• Exercise
In the lines below, find how many contain the word "学习运用多种描写方法刻画人物形象的方法" and report that figure alone.

-- begin Source records --

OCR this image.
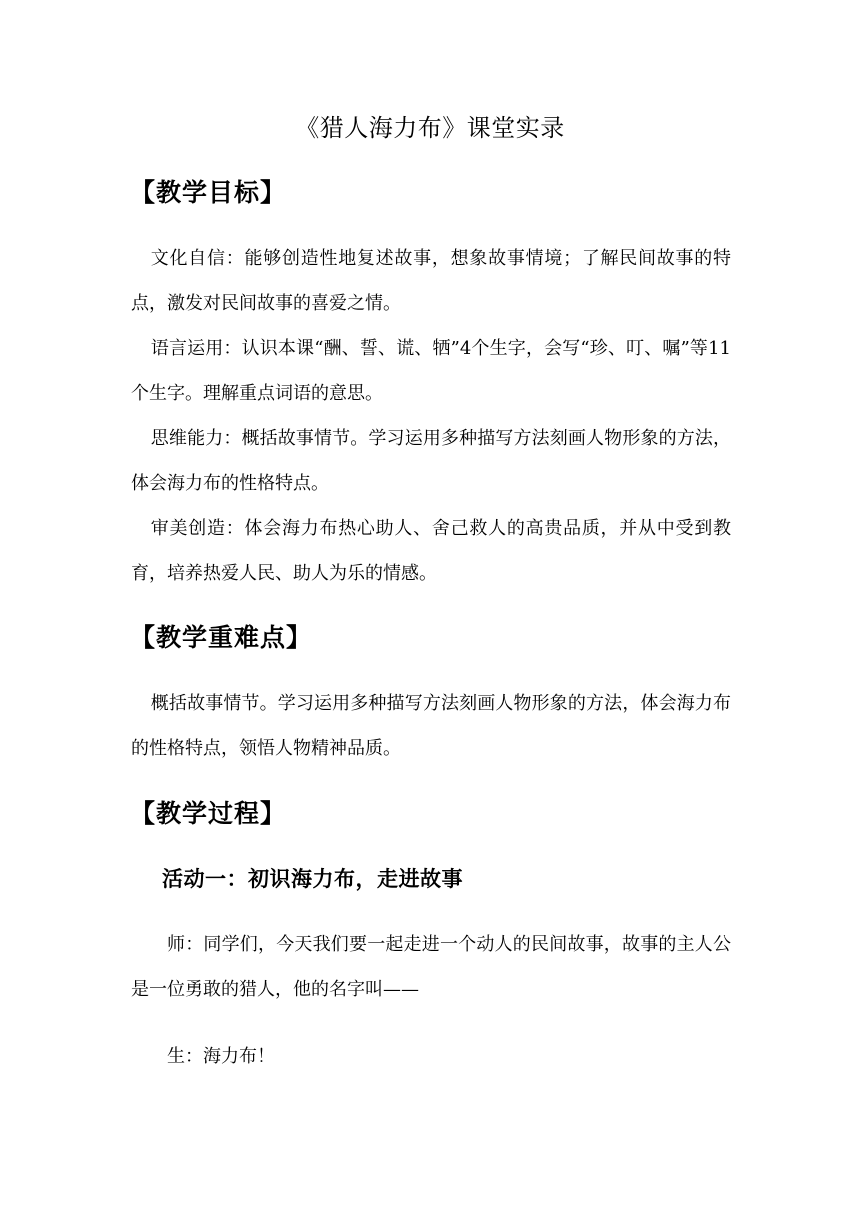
《猎人海力布》课堂实录
【教学目标】
文化自信：能够创造性地复述故事，想象故事情境；了解民间故事的特点，激发对民间故事的喜爱之情。
语言运用：认识本课“酬、誓、谎、牺”4个生字，会写“珍、叮、嘱”等11个生字。理解重点词语的意思。
思维能力：概括故事情节。学习运用多种描写方法刻画人物形象的方法，体会海力布的性格特点。
审美创造：体会海力布热心助人、舍己救人的高贵品质，并从中受到教育，培养热爱人民、助人为乐的情感。
【教学重难点】
概括故事情节。学习运用多种描写方法刻画人物形象的方法，体会海力布的性格特点，领悟人物精神品质。
【教学过程】
活动一：初识海力布，走进故事
师：同学们，今天我们要一起走进一个动人的民间故事，故事的主人公是一位勇敢的猎人，他的名字叫——
生：海力布！
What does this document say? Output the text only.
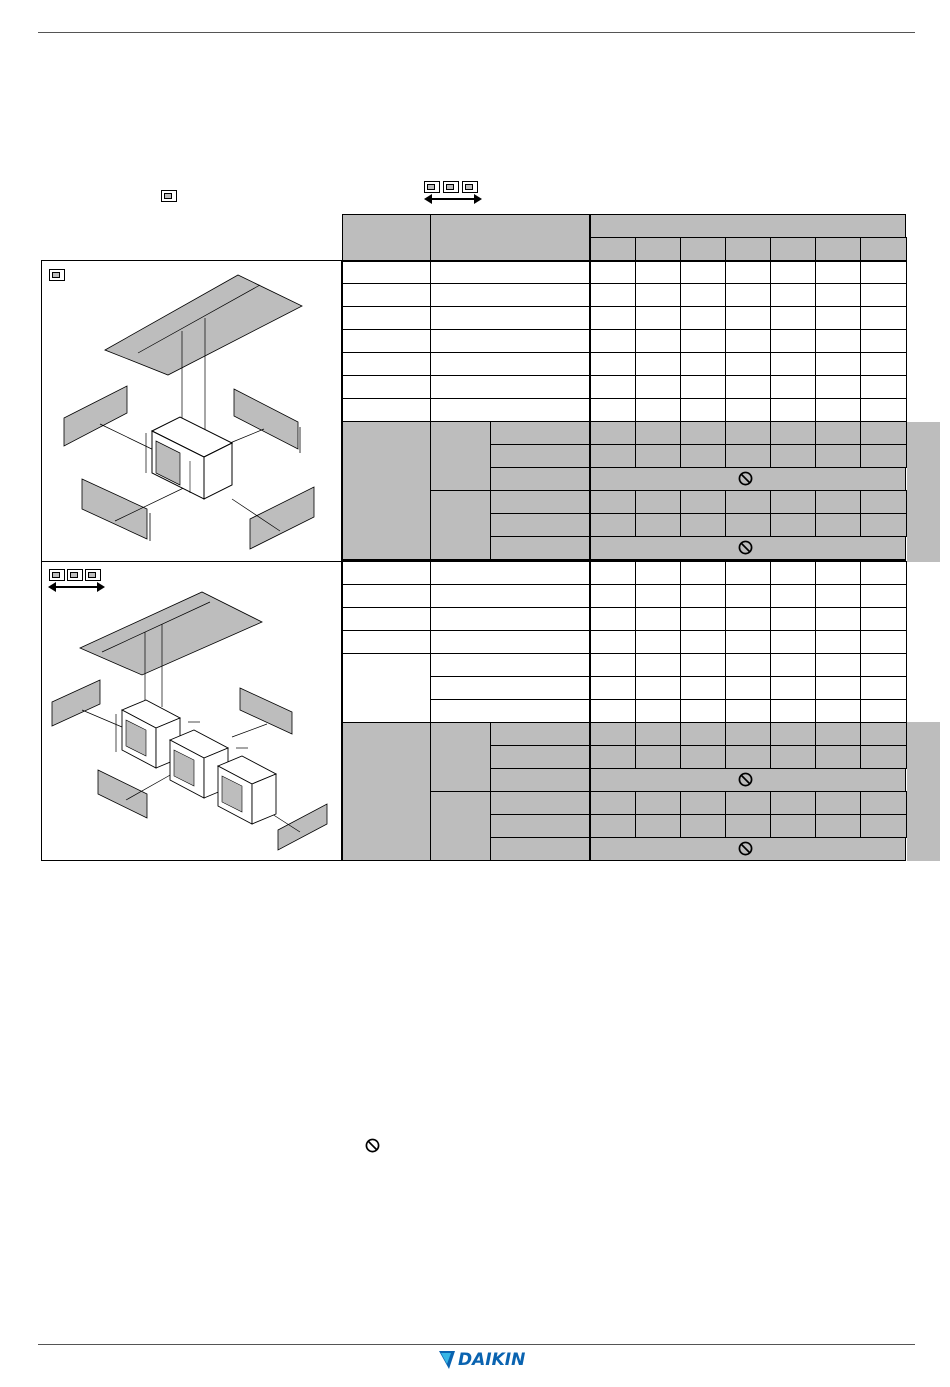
DAIKIN
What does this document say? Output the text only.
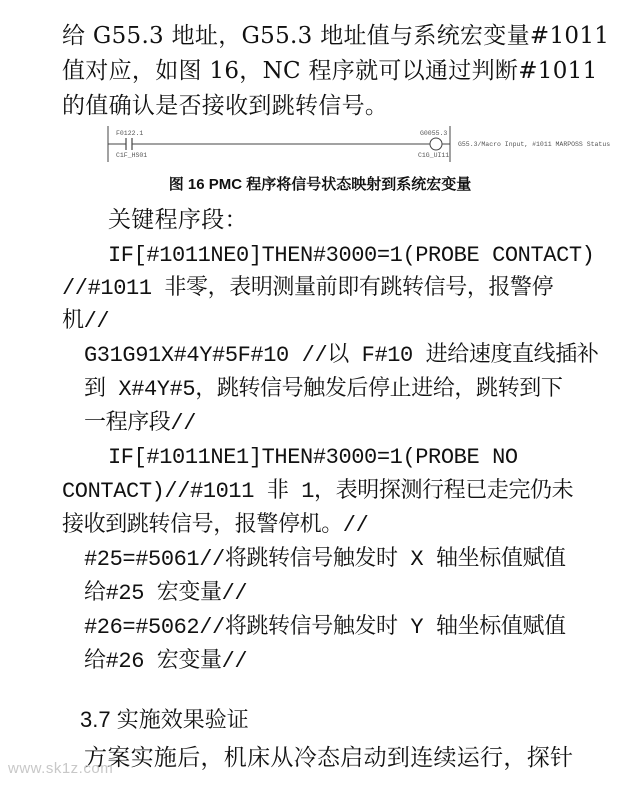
给 G55.3 地址，G55.3 地址值与系统宏变量#1011
值对应，如图 16，NC 程序就可以通过判断#1011
的值确认是否接收到跳转信号。
F0122.1
C1F_HS01
G0055.3
C1G_UI11
G55.3/Macro Input, #1011 MARPOSS Status
图 16 PMC 程序将信号状态映射到系统宏变量
关键程序段：
IF[#1011NE0]THEN#3000=1(PROBE CONTACT)
//#1011 非零，表明测量前即有跳转信号，报警停
机//
G31G91X#4Y#5F#10 //以 F#10 进给速度直线插补
到 X#4Y#5，跳转信号触发后停止进给，跳转到下
一程序段//
IF[#1011NE1]THEN#3000=1(PROBE NO
CONTACT)//#1011 非 1，表明探测行程已走完仍未
接收到跳转信号，报警停机。//
#25=#5061//将跳转信号触发时 X 轴坐标值赋值
给#25 宏变量//
#26=#5062//将跳转信号触发时 Y 轴坐标值赋值
给#26 宏变量//
3.7 实施效果验证
方案实施后，机床从冷态启动到连续运行，探针
www.sk1z.com
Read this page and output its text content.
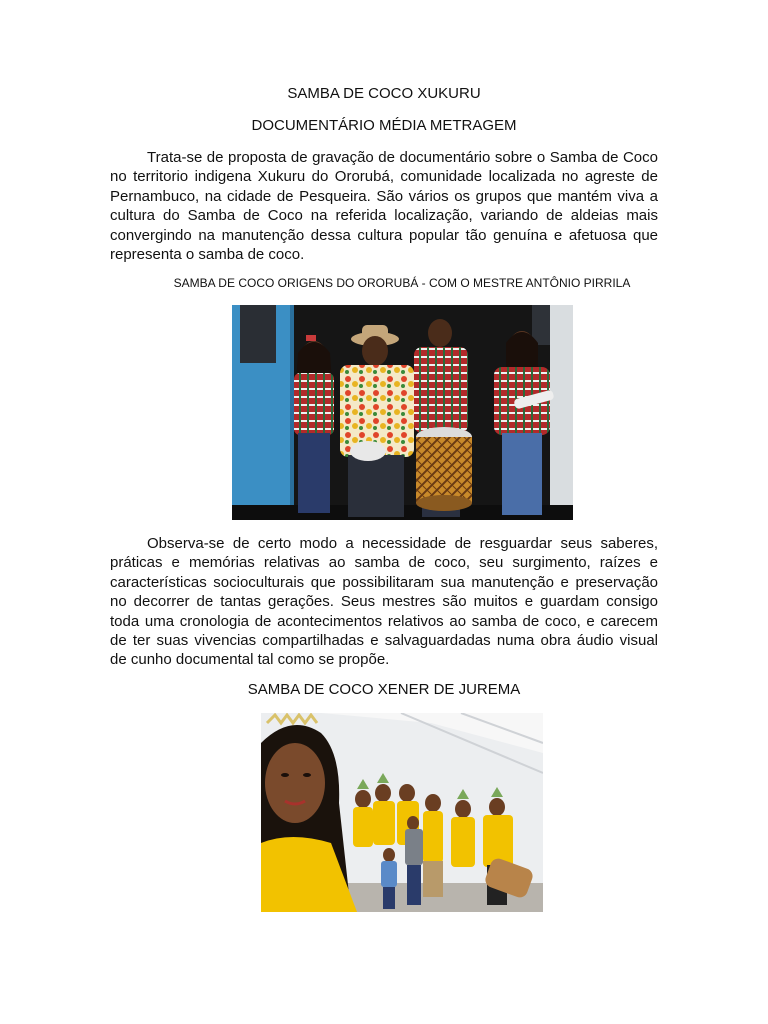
SAMBA DE COCO XUKURU

DOCUMENTÁRIO MÉDIA METRAGEM

Trata-se de proposta de gravação de documentário sobre o Samba de Coco no territorio indigena Xukuru do Ororubá, comunidade localizada no agreste de Pernambuco, na cidade de Pesqueira. São vários os grupos que mantém viva a cultura do Samba de Coco na referida localização, variando de aldeias mais convergindo na manutenção dessa cultura popular tão genuína e afetuosa que representa o samba de coco.

SAMBA DE COCO ORIGENS DO ORORUBÁ - COM O MESTRE ANTÔNIO PIRRILA

Observa-se de certo modo a necessidade de resguardar seus saberes, práticas e memórias relativas ao samba de coco, seu surgimento, raízes e características socioculturais que possibilitaram sua manutenção e preservação no decorrer de tantas gerações. Seus mestres são muitos e guardam consigo toda uma cronologia de acontecimentos relativos ao samba de coco, e carecem de ter suas vivencias compartilhadas e salvaguardadas numa obra áudio visual de cunho documental tal como se propõe.

SAMBA DE COCO XENER DE JUREMA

-- end Source records --

• Response to the exercise
2